━━━ EXTRACTED INFORMATION
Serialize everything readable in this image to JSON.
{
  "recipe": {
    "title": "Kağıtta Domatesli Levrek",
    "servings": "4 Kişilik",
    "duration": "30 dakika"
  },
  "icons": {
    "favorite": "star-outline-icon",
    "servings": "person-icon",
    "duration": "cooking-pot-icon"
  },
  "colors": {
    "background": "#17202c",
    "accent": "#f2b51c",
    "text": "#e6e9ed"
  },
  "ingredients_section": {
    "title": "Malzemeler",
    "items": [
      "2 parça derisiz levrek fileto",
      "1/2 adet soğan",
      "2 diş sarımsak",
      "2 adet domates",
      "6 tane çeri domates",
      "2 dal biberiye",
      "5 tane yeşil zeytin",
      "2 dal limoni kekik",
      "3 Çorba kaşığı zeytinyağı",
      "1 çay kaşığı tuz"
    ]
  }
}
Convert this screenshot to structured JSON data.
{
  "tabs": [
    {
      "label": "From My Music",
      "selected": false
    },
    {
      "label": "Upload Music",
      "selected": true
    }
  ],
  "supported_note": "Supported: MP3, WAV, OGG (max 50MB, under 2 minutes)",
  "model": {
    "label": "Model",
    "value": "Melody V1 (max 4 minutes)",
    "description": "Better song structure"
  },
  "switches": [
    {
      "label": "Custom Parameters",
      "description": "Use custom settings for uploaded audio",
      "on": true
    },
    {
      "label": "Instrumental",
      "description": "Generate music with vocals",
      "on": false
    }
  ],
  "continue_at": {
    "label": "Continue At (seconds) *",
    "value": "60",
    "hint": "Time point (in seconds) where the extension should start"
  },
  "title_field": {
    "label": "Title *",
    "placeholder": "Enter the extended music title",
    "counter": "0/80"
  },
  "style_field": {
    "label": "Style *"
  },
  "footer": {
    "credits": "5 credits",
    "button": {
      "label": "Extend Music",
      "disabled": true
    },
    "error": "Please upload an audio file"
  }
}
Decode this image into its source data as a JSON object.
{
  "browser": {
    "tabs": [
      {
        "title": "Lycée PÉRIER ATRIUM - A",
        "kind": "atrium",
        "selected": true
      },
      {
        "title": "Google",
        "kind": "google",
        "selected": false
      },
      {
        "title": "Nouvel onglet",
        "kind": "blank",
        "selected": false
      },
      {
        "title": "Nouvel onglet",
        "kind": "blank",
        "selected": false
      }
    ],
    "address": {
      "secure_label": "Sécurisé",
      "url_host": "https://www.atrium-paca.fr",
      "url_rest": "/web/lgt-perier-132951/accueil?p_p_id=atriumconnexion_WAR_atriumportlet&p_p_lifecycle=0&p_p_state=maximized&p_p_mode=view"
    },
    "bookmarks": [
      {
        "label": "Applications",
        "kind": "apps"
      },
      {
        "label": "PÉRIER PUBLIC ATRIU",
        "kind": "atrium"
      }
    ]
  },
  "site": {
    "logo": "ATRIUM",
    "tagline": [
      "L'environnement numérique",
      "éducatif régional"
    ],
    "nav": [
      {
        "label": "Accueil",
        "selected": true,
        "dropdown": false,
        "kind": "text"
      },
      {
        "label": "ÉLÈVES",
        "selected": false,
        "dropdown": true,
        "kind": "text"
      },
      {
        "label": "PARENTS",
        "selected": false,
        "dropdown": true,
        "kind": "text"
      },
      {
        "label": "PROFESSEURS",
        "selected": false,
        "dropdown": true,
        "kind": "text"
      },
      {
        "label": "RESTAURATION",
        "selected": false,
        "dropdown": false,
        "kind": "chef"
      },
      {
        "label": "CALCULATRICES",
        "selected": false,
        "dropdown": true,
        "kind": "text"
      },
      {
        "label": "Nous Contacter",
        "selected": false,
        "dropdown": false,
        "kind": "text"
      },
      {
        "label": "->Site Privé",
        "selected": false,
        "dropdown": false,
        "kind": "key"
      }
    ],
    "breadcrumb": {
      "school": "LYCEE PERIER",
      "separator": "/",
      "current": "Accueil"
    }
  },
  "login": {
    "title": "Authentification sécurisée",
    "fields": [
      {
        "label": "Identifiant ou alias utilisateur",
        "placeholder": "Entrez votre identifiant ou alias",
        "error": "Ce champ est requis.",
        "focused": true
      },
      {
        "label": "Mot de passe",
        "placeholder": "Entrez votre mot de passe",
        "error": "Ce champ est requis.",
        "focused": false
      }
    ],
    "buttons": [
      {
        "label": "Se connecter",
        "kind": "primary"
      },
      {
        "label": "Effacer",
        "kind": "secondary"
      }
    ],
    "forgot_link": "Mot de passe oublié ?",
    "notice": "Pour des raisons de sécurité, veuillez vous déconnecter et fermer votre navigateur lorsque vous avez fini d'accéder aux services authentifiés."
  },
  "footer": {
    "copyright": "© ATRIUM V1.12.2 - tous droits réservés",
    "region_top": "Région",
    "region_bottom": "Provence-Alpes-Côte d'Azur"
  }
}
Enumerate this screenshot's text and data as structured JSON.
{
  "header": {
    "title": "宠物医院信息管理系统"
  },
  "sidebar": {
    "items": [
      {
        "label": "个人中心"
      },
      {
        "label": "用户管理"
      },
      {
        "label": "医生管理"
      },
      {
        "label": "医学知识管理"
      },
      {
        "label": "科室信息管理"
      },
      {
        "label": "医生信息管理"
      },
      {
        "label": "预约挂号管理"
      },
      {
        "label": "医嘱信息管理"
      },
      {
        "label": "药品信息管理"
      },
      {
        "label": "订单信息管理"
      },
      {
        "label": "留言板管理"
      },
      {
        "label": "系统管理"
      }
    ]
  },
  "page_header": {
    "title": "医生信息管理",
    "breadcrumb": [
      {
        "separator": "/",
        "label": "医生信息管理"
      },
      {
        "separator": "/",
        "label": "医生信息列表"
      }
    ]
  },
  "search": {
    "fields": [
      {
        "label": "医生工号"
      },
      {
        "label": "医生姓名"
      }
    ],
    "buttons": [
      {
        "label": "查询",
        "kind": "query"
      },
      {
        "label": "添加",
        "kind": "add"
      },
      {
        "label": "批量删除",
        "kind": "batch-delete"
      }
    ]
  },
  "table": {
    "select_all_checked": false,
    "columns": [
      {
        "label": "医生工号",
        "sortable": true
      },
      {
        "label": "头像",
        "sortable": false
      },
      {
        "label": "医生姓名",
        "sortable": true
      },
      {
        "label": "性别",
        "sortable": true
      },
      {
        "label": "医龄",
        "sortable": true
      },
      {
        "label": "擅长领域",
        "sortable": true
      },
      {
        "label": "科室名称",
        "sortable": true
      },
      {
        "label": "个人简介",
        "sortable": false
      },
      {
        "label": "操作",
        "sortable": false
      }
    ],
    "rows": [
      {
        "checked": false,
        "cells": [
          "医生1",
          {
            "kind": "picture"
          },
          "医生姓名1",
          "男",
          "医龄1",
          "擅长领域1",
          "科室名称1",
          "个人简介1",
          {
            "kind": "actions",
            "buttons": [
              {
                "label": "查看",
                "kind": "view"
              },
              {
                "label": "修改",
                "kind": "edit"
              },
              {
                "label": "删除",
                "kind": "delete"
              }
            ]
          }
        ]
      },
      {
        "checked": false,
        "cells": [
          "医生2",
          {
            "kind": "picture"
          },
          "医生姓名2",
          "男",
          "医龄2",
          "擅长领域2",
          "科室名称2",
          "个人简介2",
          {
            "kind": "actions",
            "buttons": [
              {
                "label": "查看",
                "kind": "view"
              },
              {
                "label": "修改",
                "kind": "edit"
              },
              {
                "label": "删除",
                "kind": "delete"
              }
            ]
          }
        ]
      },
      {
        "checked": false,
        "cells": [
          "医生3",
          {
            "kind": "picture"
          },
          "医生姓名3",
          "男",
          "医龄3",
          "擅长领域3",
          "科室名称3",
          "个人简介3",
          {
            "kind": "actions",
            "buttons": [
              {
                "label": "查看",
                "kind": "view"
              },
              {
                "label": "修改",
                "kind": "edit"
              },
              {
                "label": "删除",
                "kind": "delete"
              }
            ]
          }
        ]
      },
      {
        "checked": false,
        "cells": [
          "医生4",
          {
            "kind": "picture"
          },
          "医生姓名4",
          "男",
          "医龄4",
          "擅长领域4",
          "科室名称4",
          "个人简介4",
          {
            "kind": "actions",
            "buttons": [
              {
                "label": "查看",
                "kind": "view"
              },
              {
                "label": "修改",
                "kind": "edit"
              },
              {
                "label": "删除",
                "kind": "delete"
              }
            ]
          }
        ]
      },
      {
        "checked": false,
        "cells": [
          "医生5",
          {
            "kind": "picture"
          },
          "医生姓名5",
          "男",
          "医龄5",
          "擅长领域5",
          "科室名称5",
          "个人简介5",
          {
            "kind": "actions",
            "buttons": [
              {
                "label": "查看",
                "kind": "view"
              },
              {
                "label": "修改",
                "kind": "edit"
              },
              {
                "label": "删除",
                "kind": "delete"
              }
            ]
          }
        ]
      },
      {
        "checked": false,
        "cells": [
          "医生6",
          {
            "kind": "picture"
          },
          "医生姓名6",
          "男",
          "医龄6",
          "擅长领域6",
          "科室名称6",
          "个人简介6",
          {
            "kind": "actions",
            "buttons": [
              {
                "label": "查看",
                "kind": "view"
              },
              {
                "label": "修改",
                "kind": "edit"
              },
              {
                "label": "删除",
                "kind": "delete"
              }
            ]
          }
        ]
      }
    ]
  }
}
━━━━━━
Work out how many lines above have the string "PÉRIER" in them, and give only the number.

2